**THE RECORDS:**
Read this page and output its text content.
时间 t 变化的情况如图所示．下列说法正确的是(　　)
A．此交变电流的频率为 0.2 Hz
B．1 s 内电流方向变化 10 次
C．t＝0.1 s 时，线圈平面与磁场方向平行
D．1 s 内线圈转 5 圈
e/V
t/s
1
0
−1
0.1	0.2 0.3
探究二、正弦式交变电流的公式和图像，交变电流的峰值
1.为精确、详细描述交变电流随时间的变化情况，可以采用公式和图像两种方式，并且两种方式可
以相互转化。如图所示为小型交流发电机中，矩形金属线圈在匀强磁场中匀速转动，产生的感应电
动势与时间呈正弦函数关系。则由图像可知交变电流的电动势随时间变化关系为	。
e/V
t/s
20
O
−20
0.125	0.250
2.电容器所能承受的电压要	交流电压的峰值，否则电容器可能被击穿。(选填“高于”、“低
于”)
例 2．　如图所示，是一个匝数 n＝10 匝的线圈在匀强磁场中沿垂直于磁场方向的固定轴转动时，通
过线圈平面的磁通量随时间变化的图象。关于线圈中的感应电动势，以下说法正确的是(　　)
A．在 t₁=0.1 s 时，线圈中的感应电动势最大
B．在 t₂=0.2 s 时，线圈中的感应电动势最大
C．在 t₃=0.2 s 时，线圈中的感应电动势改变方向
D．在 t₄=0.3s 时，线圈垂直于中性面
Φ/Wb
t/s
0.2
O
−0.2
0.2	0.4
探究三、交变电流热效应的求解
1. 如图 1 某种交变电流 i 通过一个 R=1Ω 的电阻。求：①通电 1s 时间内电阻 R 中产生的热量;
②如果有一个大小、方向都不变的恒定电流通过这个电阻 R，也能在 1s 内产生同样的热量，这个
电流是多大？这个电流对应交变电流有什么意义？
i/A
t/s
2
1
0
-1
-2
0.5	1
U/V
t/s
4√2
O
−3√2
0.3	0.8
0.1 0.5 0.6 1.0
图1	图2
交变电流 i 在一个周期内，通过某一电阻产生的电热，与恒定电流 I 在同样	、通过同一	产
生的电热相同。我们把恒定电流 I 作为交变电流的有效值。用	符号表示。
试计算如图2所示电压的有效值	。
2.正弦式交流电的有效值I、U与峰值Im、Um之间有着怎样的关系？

**PROBLEM:** Retype every record above exactly as written.

**TASK OUTPUT:**
Read this page and output its text content.
时间 t 变化的情况如图所示．下列说法正确的是(　　)
A．此交变电流的频率为 0.2 Hz
B．1 s 内电流方向变化 10 次
C．t＝0.1 s 时，线圈平面与磁场方向平行
D．1 s 内线圈转 5 圈
e/V
t/s
1
0
−1
0.1	0.2 0.3
探究二、正弦式交变电流的公式和图像，交变电流的峰值
1.为精确、详细描述交变电流随时间的变化情况，可以采用公式和图像两种方式，并且两种方式可
以相互转化。如图所示为小型交流发电机中，矩形金属线圈在匀强磁场中匀速转动，产生的感应电
动势与时间呈正弦函数关系。则由图像可知交变电流的电动势随时间变化关系为	。
e/V
t/s
20
O
−20
0.125	0.250
2.电容器所能承受的电压要	交流电压的峰值，否则电容器可能被击穿。(选填“高于”、“低
于”)
例 2．　如图所示，是一个匝数 n＝10 匝的线圈在匀强磁场中沿垂直于磁场方向的固定轴转动时，通
过线圈平面的磁通量随时间变化的图象。关于线圈中的感应电动势，以下说法正确的是(　　)
A．在 t₁=0.1 s 时，线圈中的感应电动势最大
B．在 t₂=0.2 s 时，线圈中的感应电动势最大
C．在 t₃=0.2 s 时，线圈中的感应电动势改变方向
D．在 t₄=0.3s 时，线圈垂直于中性面
Φ/Wb
t/s
0.2
O
−0.2
0.2	0.4
探究三、交变电流热效应的求解
1. 如图 1 某种交变电流 i 通过一个 R=1Ω 的电阻。求：①通电 1s 时间内电阻 R 中产生的热量;
②如果有一个大小、方向都不变的恒定电流通过这个电阻 R，也能在 1s 内产生同样的热量，这个
电流是多大？这个电流对应交变电流有什么意义？
i/A
t/s
2
1
0
-1
-2
0.5	1
U/V
t/s
4√2
O
−3√2
0.3	0.8
0.1 0.5 0.6 1.0
图1	图2
交变电流 i 在一个周期内，通过某一电阻产生的电热，与恒定电流 I 在同样	、通过同一	产
生的电热相同。我们把恒定电流 I 作为交变电流的有效值。用	符号表示。
试计算如图2所示电压的有效值	。
2.正弦式交流电的有效值I、U与峰值Im、Um之间有着怎样的关系？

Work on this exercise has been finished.